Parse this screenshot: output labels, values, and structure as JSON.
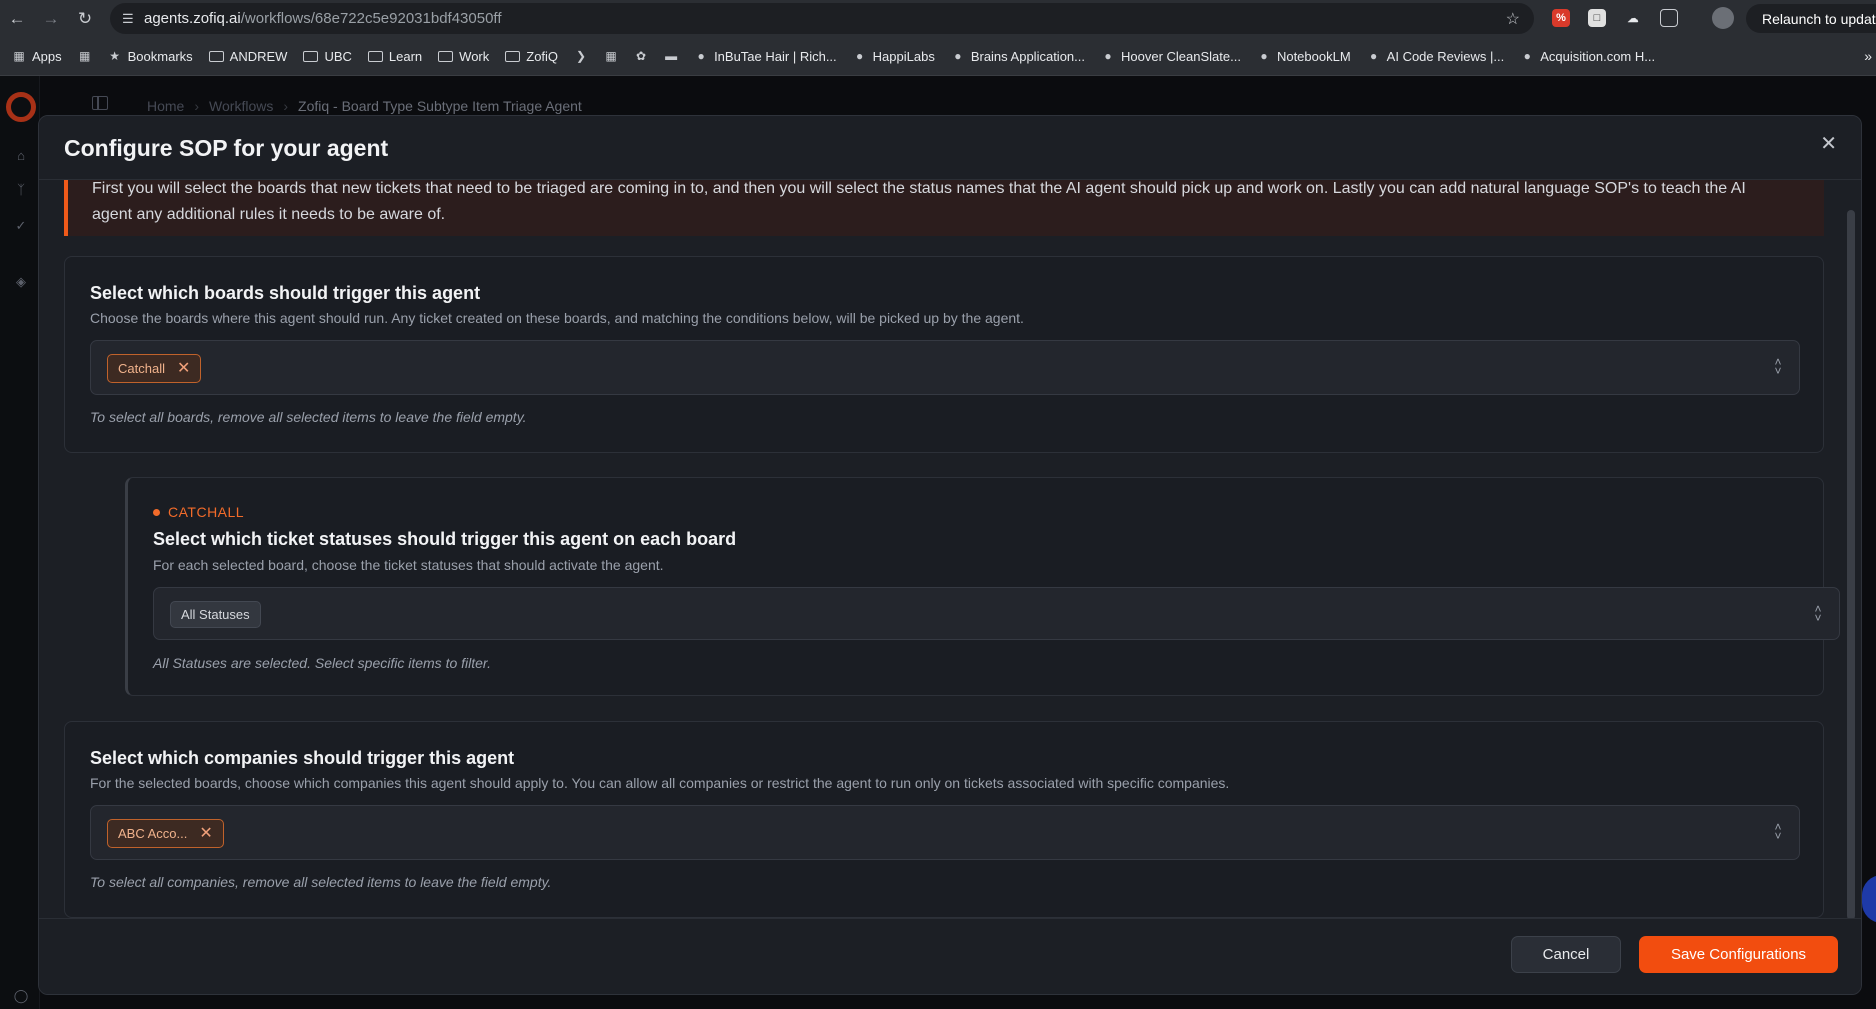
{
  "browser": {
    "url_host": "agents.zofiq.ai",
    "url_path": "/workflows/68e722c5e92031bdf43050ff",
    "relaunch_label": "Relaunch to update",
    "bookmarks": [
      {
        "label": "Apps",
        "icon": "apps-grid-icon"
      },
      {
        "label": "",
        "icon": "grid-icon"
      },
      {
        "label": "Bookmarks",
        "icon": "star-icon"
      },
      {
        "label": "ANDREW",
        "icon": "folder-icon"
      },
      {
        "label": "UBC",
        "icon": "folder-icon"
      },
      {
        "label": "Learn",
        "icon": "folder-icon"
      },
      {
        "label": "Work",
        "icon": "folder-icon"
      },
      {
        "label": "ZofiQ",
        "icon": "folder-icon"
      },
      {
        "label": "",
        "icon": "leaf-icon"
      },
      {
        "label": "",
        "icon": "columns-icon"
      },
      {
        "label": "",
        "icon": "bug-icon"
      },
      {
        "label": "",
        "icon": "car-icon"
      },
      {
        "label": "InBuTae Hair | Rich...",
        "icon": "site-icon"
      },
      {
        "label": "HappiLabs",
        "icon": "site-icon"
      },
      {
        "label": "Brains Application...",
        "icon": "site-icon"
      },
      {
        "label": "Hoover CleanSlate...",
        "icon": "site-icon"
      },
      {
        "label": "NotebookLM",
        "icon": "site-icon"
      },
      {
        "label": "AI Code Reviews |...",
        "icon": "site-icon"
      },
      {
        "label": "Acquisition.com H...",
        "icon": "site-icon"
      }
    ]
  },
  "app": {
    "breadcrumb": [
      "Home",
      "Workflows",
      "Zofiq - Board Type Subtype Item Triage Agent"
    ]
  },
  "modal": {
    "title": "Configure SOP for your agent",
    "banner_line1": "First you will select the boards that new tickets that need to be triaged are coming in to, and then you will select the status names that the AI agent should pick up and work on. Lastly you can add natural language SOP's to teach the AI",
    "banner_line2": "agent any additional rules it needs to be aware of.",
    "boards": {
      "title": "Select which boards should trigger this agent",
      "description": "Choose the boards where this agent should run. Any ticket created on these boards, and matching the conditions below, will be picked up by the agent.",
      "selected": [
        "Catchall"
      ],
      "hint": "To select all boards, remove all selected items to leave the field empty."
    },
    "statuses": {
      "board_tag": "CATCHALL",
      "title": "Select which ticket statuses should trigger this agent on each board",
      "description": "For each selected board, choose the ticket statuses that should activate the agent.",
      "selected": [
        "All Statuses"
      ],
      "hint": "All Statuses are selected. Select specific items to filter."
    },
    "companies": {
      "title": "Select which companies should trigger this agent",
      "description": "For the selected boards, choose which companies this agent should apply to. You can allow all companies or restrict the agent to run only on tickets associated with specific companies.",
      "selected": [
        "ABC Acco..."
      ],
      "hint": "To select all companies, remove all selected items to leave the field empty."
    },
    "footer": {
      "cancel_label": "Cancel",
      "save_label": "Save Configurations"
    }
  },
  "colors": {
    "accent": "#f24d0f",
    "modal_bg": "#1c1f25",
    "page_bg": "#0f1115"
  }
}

- [To do]: Which lines contain the word "leave"? Return each of them.

- [Answer]:
      "hint": "To select all boards, remove all selected items to leave the field empty."
      "hint": "To select all companies, remove all selected items to leave the field empty."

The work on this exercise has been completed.